Problem description: Pick every line from the data that holds the word "transfer".

Saved data entries:

* start *

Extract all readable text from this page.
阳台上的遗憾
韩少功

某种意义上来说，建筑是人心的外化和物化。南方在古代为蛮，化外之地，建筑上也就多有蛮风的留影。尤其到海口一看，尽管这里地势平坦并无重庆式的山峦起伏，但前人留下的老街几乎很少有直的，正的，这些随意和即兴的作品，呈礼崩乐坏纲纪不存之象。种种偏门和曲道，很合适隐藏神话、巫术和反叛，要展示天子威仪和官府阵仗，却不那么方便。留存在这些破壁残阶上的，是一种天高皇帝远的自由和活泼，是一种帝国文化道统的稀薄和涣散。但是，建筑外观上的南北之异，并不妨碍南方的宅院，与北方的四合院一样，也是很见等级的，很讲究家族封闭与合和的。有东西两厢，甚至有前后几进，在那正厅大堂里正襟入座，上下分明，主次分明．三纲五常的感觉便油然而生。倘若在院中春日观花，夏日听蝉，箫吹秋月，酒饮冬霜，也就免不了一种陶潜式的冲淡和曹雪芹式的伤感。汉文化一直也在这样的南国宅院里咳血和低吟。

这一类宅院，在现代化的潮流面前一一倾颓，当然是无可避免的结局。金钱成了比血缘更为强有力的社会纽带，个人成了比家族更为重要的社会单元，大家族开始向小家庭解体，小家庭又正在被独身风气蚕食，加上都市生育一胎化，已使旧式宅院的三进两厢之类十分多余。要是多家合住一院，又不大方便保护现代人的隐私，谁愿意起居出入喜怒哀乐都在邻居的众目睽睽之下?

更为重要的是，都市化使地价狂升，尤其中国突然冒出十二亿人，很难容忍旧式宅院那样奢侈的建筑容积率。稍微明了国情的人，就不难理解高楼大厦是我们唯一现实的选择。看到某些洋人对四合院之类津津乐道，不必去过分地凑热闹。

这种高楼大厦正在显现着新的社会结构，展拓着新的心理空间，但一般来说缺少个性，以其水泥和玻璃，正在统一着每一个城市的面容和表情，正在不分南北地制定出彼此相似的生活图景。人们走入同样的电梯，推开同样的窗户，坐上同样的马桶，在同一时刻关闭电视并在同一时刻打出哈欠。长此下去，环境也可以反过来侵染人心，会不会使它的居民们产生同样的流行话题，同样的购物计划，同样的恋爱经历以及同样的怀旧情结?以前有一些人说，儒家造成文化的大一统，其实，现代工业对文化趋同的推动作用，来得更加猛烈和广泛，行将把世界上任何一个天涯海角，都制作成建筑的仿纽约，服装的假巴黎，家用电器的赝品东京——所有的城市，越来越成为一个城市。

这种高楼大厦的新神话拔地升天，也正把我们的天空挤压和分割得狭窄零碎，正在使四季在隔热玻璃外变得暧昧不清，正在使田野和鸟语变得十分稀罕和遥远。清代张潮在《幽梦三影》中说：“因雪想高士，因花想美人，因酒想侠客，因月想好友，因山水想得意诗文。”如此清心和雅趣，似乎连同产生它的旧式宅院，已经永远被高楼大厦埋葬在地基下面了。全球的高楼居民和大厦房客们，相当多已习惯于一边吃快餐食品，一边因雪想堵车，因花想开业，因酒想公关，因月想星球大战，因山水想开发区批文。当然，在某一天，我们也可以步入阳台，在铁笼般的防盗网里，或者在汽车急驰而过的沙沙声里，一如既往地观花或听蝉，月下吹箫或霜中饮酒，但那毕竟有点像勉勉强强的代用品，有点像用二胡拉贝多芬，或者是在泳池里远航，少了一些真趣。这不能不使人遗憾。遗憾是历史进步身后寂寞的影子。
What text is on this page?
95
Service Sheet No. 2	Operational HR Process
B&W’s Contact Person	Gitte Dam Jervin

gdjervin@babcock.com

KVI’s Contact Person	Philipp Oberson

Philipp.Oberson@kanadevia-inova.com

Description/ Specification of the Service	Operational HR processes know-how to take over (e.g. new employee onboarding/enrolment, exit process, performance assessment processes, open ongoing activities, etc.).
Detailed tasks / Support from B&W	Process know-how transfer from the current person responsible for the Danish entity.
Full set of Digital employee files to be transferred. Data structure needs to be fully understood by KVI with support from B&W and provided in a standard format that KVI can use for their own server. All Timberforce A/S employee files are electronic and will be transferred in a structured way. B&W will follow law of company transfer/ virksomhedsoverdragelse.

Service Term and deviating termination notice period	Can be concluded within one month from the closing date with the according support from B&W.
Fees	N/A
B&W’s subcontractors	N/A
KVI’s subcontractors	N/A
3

* end *

Output for this task:
Detailed tasks / Support from B&W	Process know-how transfer from the current person responsible for the Danish entity.
Full set of Digital employee files to be transferred. Data structure needs to be fully understood by KVI with support from B&W and provided in a standard format that KVI can use for their own server. All Timberforce A/S employee files are electronic and will be transferred in a structured way. B&W will follow law of company transfer/ virksomhedsoverdragelse.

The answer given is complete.